»»

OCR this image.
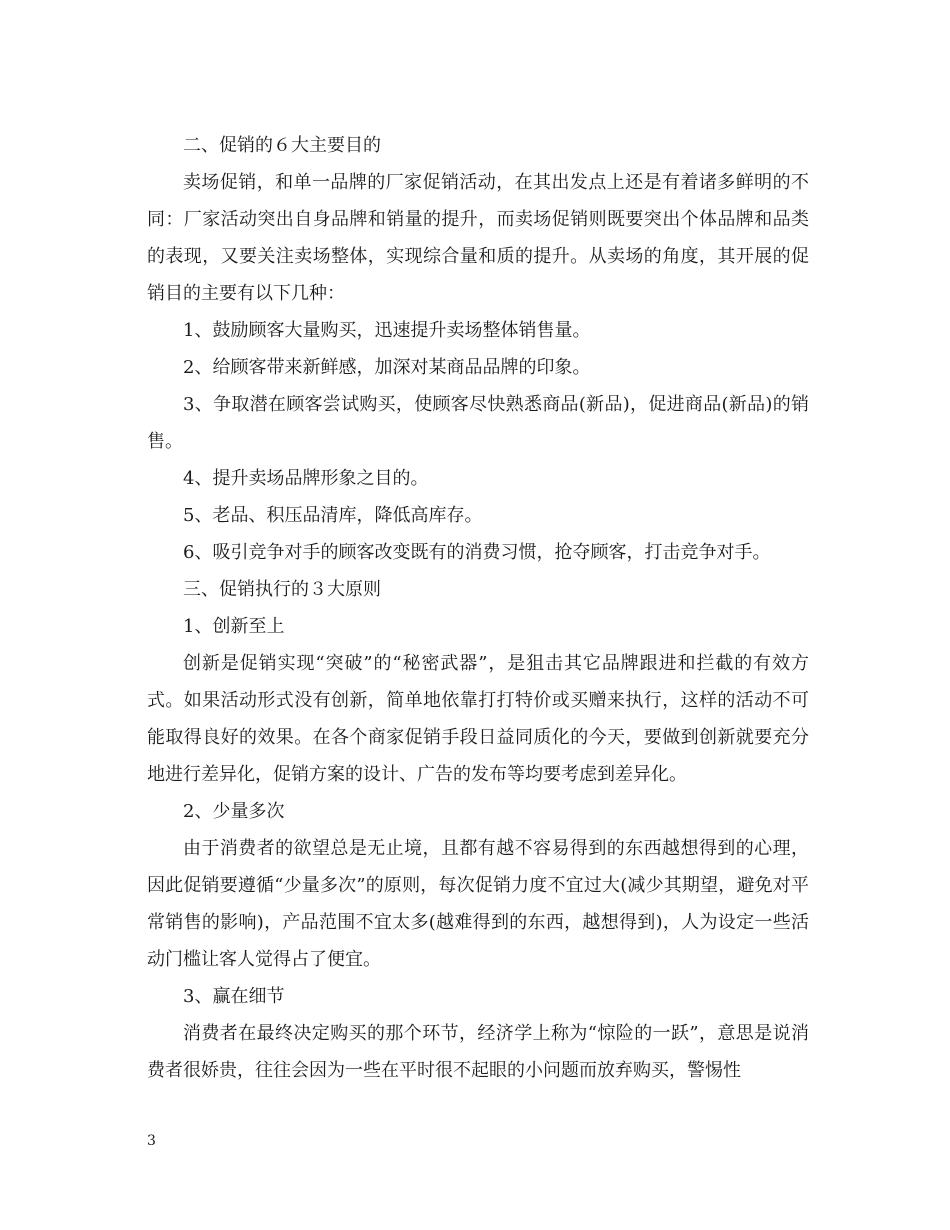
二、促销的６大主要目的

卖场促销，和单一品牌的厂家促销活动，在其出发点上还是有着诸多鲜明的不同：厂家活动突出自身品牌和销量的提升，而卖场促销则既要突出个体品牌和品类的表现，又要关注卖场整体，实现综合量和质的提升。从卖场的角度，其开展的促销目的主要有以下几种：

1、鼓励顾客大量购买，迅速提升卖场整体销售量。

2、给顾客带来新鲜感，加深对某商品品牌的印象。

3、争取潜在顾客尝试购买，使顾客尽快熟悉商品(新品)，促进商品(新品)的销售。

4、提升卖场品牌形象之目的。

5、老品、积压品清库，降低高库存。

6、吸引竞争对手的顾客改变既有的消费习惯，抢夺顾客，打击竞争对手。

三、促销执行的３大原则

1、创新至上

创新是促销实现“突破”的“秘密武器”，是狙击其它品牌跟进和拦截的有效方式。如果活动形式没有创新，简单地依靠打打特价或买赠来执行，这样的活动不可能取得良好的效果。在各个商家促销手段日益同质化的今天，要做到创新就要充分地进行差异化，促销方案的设计、广告的发布等均要考虑到差异化。

2、少量多次

由于消费者的欲望总是无止境，且都有越不容易得到的东西越想得到的心理，因此促销要遵循“少量多次”的原则，每次促销力度不宜过大(减少其期望，避免对平常销售的影响)，产品范围不宜太多(越难得到的东西，越想得到)，人为设定一些活动门槛让客人觉得占了便宜。

3、赢在细节

消费者在最终决定购买的那个环节，经济学上称为“惊险的一跃”，意思是说消费者很娇贵，往往会因为一些在平时很不起眼的小问题而放弃购买，警惕性

3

««

*Instruction*
Print the complete listing exactly, apart from any pictures.

*Completed task*
OCR this image.
二、促销的６大主要目的

卖场促销，和单一品牌的厂家促销活动，在其出发点上还是有着诸多鲜明的不同：厂家活动突出自身品牌和销量的提升，而卖场促销则既要突出个体品牌和品类的表现，又要关注卖场整体，实现综合量和质的提升。从卖场的角度，其开展的促销目的主要有以下几种：

1、鼓励顾客大量购买，迅速提升卖场整体销售量。

2、给顾客带来新鲜感，加深对某商品品牌的印象。

3、争取潜在顾客尝试购买，使顾客尽快熟悉商品(新品)，促进商品(新品)的销售。

4、提升卖场品牌形象之目的。

5、老品、积压品清库，降低高库存。

6、吸引竞争对手的顾客改变既有的消费习惯，抢夺顾客，打击竞争对手。

三、促销执行的３大原则

1、创新至上

创新是促销实现“突破”的“秘密武器”，是狙击其它品牌跟进和拦截的有效方式。如果活动形式没有创新，简单地依靠打打特价或买赠来执行，这样的活动不可能取得良好的效果。在各个商家促销手段日益同质化的今天，要做到创新就要充分地进行差异化，促销方案的设计、广告的发布等均要考虑到差异化。

2、少量多次

由于消费者的欲望总是无止境，且都有越不容易得到的东西越想得到的心理，因此促销要遵循“少量多次”的原则，每次促销力度不宜过大(减少其期望，避免对平常销售的影响)，产品范围不宜太多(越难得到的东西，越想得到)，人为设定一些活动门槛让客人觉得占了便宜。

3、赢在细节

消费者在最终决定购买的那个环节，经济学上称为“惊险的一跃”，意思是说消费者很娇贵，往往会因为一些在平时很不起眼的小问题而放弃购买，警惕性

3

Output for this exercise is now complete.